- Instructions for the task: Make an exact copy of all the data.

>>

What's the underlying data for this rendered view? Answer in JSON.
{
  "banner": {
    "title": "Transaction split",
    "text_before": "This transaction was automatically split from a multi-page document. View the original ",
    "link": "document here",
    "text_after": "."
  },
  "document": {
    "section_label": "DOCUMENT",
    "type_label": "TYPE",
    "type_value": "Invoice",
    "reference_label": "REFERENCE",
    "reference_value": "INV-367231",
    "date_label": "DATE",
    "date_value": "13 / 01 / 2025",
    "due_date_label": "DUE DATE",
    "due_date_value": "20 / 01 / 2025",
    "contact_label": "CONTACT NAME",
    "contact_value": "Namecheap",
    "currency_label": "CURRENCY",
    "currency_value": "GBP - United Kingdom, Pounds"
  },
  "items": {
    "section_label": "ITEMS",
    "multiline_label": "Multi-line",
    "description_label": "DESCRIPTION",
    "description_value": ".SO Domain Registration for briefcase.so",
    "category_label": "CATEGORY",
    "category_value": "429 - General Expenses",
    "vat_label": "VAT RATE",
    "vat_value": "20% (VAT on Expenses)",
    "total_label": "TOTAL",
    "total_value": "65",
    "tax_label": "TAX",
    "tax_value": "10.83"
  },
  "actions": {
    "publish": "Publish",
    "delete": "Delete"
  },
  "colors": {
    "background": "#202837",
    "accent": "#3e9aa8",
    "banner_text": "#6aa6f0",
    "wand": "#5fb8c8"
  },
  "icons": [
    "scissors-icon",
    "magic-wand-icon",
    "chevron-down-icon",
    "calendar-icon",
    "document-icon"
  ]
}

<<

- Task response:
What's the underlying data for this rendered view? Answer in JSON.
{
  "banner": {
    "title": "Transaction split",
    "text_before": "This transaction was automatically split from a multi-page document. View the original ",
    "link": "document here",
    "text_after": "."
  },
  "document": {
    "section_label": "DOCUMENT",
    "type_label": "TYPE",
    "type_value": "Invoice",
    "reference_label": "REFERENCE",
    "reference_value": "INV-367231",
    "date_label": "DATE",
    "date_value": "13 / 01 / 2025",
    "due_date_label": "DUE DATE",
    "due_date_value": "20 / 01 / 2025",
    "contact_label": "CONTACT NAME",
    "contact_value": "Namecheap",
    "currency_label": "CURRENCY",
    "currency_value": "GBP - United Kingdom, Pounds"
  },
  "items": {
    "section_label": "ITEMS",
    "multiline_label": "Multi-line",
    "description_label": "DESCRIPTION",
    "description_value": ".SO Domain Registration for briefcase.so",
    "category_label": "CATEGORY",
    "category_value": "429 - General Expenses",
    "vat_label": "VAT RATE",
    "vat_value": "20% (VAT on Expenses)",
    "total_label": "TOTAL",
    "total_value": "65",
    "tax_label": "TAX",
    "tax_value": "10.83"
  },
  "actions": {
    "publish": "Publish",
    "delete": "Delete"
  },
  "colors": {
    "background": "#202837",
    "accent": "#3e9aa8",
    "banner_text": "#6aa6f0",
    "wand": "#5fb8c8"
  },
  "icons": [
    "scissors-icon",
    "magic-wand-icon",
    "chevron-down-icon",
    "calendar-icon",
    "document-icon"
  ]
}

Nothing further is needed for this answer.